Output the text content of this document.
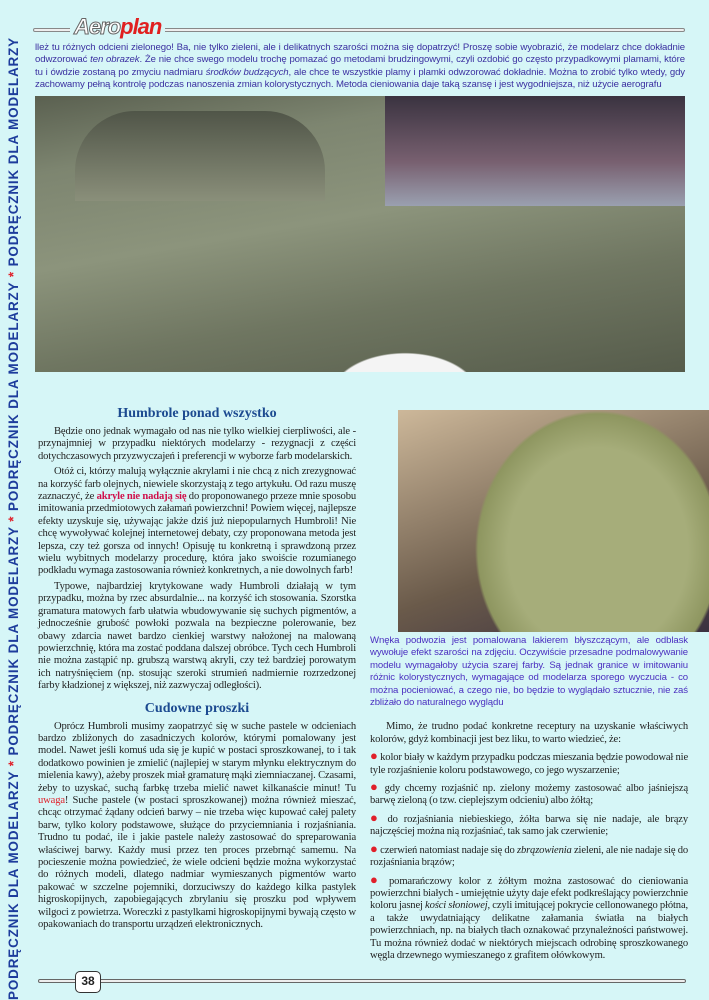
PODRĘCZNIK DLA MODELARZY * PODRĘCZNIK DLA MODELARZY * PODRĘCZNIK DLA MODELARZY * PODRĘCZNIK DLA MODELARZY
Aeroplan
lleż tu różnych odcieni zielonego! Ba, nie tylko zieleni, ale i delikatnych szarości można się dopatrzyć! Proszę sobie wyobrazić, że modelarz chce dokładnie odwzorować ten obrazek. Że nie chce swego modelu trochę pomazać go metodami brudzingowymi, czyli ozdobić go często przypadkowymi plamami, które tu i ówdzie zostaną po zmyciu nadmiaru środków budzących, ale chce te wszystkie plamy i plamki odwzorować dokładnie. Można to zrobić tylko wtedy, gdy zachowamy pełną kontrolę podczas nanoszenia zmian kolorystycznych. Metoda cieniowania daje taką szansę i jest wygodniejsza, niż użycie aerografu
Humbrole ponad wszystko

Będzie ono jednak wymagało od nas nie tylko wielkiej cierpliwości, ale - przynajmniej w przypadku niektórych modelarzy - rezygnacji z części dotychczasowych przyzwyczajeń i preferencji w wyborze farb modelarskich.

Otóż ci, którzy malują wyłącznie akrylami i nie chcą z nich zrezygnować na korzyść farb olejnych, niewiele skorzystają z tego artykułu. Od razu muszę zaznaczyć, że akryle nie nadają się do proponowanego przeze mnie sposobu imitowania przedmiotowych załamań powierzchni! Powiem więcej, najlepsze efekty uzyskuje się, używając jakże dziś już niepopularnych Humbroli! Nie chcę wywoływać kolejnej internetowej debaty, czy proponowana metoda jest lepsza, czy też gorsza od innych! Opisuję tu konkretną i sprawdzoną przez wielu wybitnych modelarzy procedurę, która jako swoiście rozumianego podkładu wymaga zastosowania również konkretnych, a nie dowolnych farb!

Typowe, najbardziej krytykowane wady Humbroli działają w tym przypadku, można by rzec absurdalnie... na korzyść ich stosowania. Szorstka gramatura matowych farb ułatwia wbudowywanie się suchych pigmentów, a jednocześnie grubość powłoki pozwala na bezpieczne polerowanie, bez obawy zdarcia nawet bardzo cienkiej warstwy nałożonej na malowaną powierzchnię, która ma zostać poddana dalszej obróbce. Tych cech Humbroli nie można zastąpić np. grubszą warstwą akryli, czy też bardziej porowatym ich natryśnięciem (np. stosując szeroki strumień nadmiernie rozrzedzonej farby kładzionej z większej, niż zazwyczaj odległości).

Cudowne proszki

Oprócz Humbroli musimy zaopatrzyć się w suche pastele w odcieniach bardzo zbliżonych do zasadniczych kolorów, którymi pomalowany jest model. Nawet jeśli komuś uda się je kupić w postaci sproszkowanej, to i tak dodatkowo powinien je zmielić (najlepiej w starym młynku elektrycznym do mielenia kawy), ażeby proszek miał gramaturę mąki ziemniaczanej. Czasami, żeby to uzyskać, suchą farbkę trzeba mielić nawet kilkanaście minut! Tu uwaga! Suche pastele (w postaci sproszkowanej) można również mieszać, chcąc otrzymać żądany odcień barwy – nie trzeba więc kupować całej palety barw, tylko kolory podstawowe, służące do przyciemniania i rozjaśniania. Trudno tu podać, ile i jakie pastele należy zastosować do spreparowania właściwej barwy. Każdy musi przez ten proces przebrnąć samemu. Na pocieszenie można powiedzieć, że wiele odcieni będzie można wykorzystać do różnych modeli, dlatego nadmiar wymieszanych pigmentów warto pakować w szczelne pojemniki, dorzuciwszy do każdego kilka pastylek higroskopijnych, zapobiegających zbrylaniu się proszku pod wpływem wilgoci z powietrza. Woreczki z pastylkami higroskopijnymi bywają często w opakowaniach do transportu urządzeń elektronicznych.

Wnęka podwozia jest pomalowana lakierem błyszczącym, ale odblask wywołuje efekt szarości na zdjęciu. Oczywiście przesadne podmalowywanie modelu wymagałoby użycia szarej farby. Są jednak granice w imitowaniu różnic kolorystycznych, wymagające od modelarza sporego wyczucia - co można pocieniować, a czego nie, bo będzie to wyglądało sztucznie, nie zaś zbliżało do naturalnego wyglądu

Mimo, że trudno podać konkretne receptury na uzyskanie właściwych kolorów, gdyż kombinacji jest bez liku, to warto wiedzieć, że:

● kolor biały w każdym przypadku podczas mieszania będzie powodował nie tyle rozjaśnienie koloru podstawowego, co jego wyszarzenie;

● gdy chcemy rozjaśnić np. zielony możemy zastosować albo jaśniejszą barwę zieloną (o tzw. cieplejszym odcieniu) albo żółtą;

● do rozjaśniania niebieskiego, żółta barwa się nie nadaje, ale brązy najczęściej można nią rozjaśniać, tak samo jak czerwienie;

● czerwień natomiast nadaje się do zbrązowienia zieleni, ale nie nadaje się do rozjaśniania brązów;

● pomarańczowy kolor z żółtym można zastosować do cieniowania powierzchni białych - umiejętnie użyty daje efekt podkreślający powierzchnie koloru jasnej kości słoniowej, czyli imitującej pokrycie cellonowanego płótna, a także uwydatniający delikatne załamania światła na białych powierzchniach, np. na białych tłach oznakować przynależności państwowej. Tu można również dodać w niektórych miejscach odrobinę sproszkowanego węgla drzewnego wymieszanego z grafitem ołówkowym.

38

* * * * * * * * *

§ **DESCRIPTION OF THE TASK**:
Reproduce every line of the material precisely, omitting its pictures.

§ **EXPECTED ANSWER**:
Output the text content of this document.
PODRĘCZNIK DLA MODELARZY * PODRĘCZNIK DLA MODELARZY * PODRĘCZNIK DLA MODELARZY * PODRĘCZNIK DLA MODELARZY
Aeroplan
lleż tu różnych odcieni zielonego! Ba, nie tylko zieleni, ale i delikatnych szarości można się dopatrzyć! Proszę sobie wyobrazić, że modelarz chce dokładnie odwzorować ten obrazek. Że nie chce swego modelu trochę pomazać go metodami brudzingowymi, czyli ozdobić go często przypadkowymi plamami, które tu i ówdzie zostaną po zmyciu nadmiaru środków budzących, ale chce te wszystkie plamy i plamki odwzorować dokładnie. Można to zrobić tylko wtedy, gdy zachowamy pełną kontrolę podczas nanoszenia zmian kolorystycznych. Metoda cieniowania daje taką szansę i jest wygodniejsza, niż użycie aerografu
Humbrole ponad wszystko

Będzie ono jednak wymagało od nas nie tylko wielkiej cierpliwości, ale - przynajmniej w przypadku niektórych modelarzy - rezygnacji z części dotychczasowych przyzwyczajeń i preferencji w wyborze farb modelarskich.

Otóż ci, którzy malują wyłącznie akrylami i nie chcą z nich zrezygnować na korzyść farb olejnych, niewiele skorzystają z tego artykułu. Od razu muszę zaznaczyć, że akryle nie nadają się do proponowanego przeze mnie sposobu imitowania przedmiotowych załamań powierzchni! Powiem więcej, najlepsze efekty uzyskuje się, używając jakże dziś już niepopularnych Humbroli! Nie chcę wywoływać kolejnej internetowej debaty, czy proponowana metoda jest lepsza, czy też gorsza od innych! Opisuję tu konkretną i sprawdzoną przez wielu wybitnych modelarzy procedurę, która jako swoiście rozumianego podkładu wymaga zastosowania również konkretnych, a nie dowolnych farb!

Typowe, najbardziej krytykowane wady Humbroli działają w tym przypadku, można by rzec absurdalnie... na korzyść ich stosowania. Szorstka gramatura matowych farb ułatwia wbudowywanie się suchych pigmentów, a jednocześnie grubość powłoki pozwala na bezpieczne polerowanie, bez obawy zdarcia nawet bardzo cienkiej warstwy nałożonej na malowaną powierzchnię, która ma zostać poddana dalszej obróbce. Tych cech Humbroli nie można zastąpić np. grubszą warstwą akryli, czy też bardziej porowatym ich natryśnięciem (np. stosując szeroki strumień nadmiernie rozrzedzonej farby kładzionej z większej, niż zazwyczaj odległości).

Cudowne proszki

Oprócz Humbroli musimy zaopatrzyć się w suche pastele w odcieniach bardzo zbliżonych do zasadniczych kolorów, którymi pomalowany jest model. Nawet jeśli komuś uda się je kupić w postaci sproszkowanej, to i tak dodatkowo powinien je zmielić (najlepiej w starym młynku elektrycznym do mielenia kawy), ażeby proszek miał gramaturę mąki ziemniaczanej. Czasami, żeby to uzyskać, suchą farbkę trzeba mielić nawet kilkanaście minut! Tu uwaga! Suche pastele (w postaci sproszkowanej) można również mieszać, chcąc otrzymać żądany odcień barwy – nie trzeba więc kupować całej palety barw, tylko kolory podstawowe, służące do przyciemniania i rozjaśniania. Trudno tu podać, ile i jakie pastele należy zastosować do spreparowania właściwej barwy. Każdy musi przez ten proces przebrnąć samemu. Na pocieszenie można powiedzieć, że wiele odcieni będzie można wykorzystać do różnych modeli, dlatego nadmiar wymieszanych pigmentów warto pakować w szczelne pojemniki, dorzuciwszy do każdego kilka pastylek higroskopijnych, zapobiegających zbrylaniu się proszku pod wpływem wilgoci z powietrza. Woreczki z pastylkami higroskopijnymi bywają często w opakowaniach do transportu urządzeń elektronicznych.

Wnęka podwozia jest pomalowana lakierem błyszczącym, ale odblask wywołuje efekt szarości na zdjęciu. Oczywiście przesadne podmalowywanie modelu wymagałoby użycia szarej farby. Są jednak granice w imitowaniu różnic kolorystycznych, wymagające od modelarza sporego wyczucia - co można pocieniować, a czego nie, bo będzie to wyglądało sztucznie, nie zaś zbliżało do naturalnego wyglądu

Mimo, że trudno podać konkretne receptury na uzyskanie właściwych kolorów, gdyż kombinacji jest bez liku, to warto wiedzieć, że:

● kolor biały w każdym przypadku podczas mieszania będzie powodował nie tyle rozjaśnienie koloru podstawowego, co jego wyszarzenie;

● gdy chcemy rozjaśnić np. zielony możemy zastosować albo jaśniejszą barwę zieloną (o tzw. cieplejszym odcieniu) albo żółtą;

● do rozjaśniania niebieskiego, żółta barwa się nie nadaje, ale brązy najczęściej można nią rozjaśniać, tak samo jak czerwienie;

● czerwień natomiast nadaje się do zbrązowienia zieleni, ale nie nadaje się do rozjaśniania brązów;

● pomarańczowy kolor z żółtym można zastosować do cieniowania powierzchni białych - umiejętnie użyty daje efekt podkreślający powierzchnie koloru jasnej kości słoniowej, czyli imitującej pokrycie cellonowanego płótna, a także uwydatniający delikatne załamania światła na białych powierzchniach, np. na białych tłach oznakować przynależności państwowej. Tu można również dodać w niektórych miejscach odrobinę sproszkowanego węgla drzewnego wymieszanego z grafitem ołówkowym.

38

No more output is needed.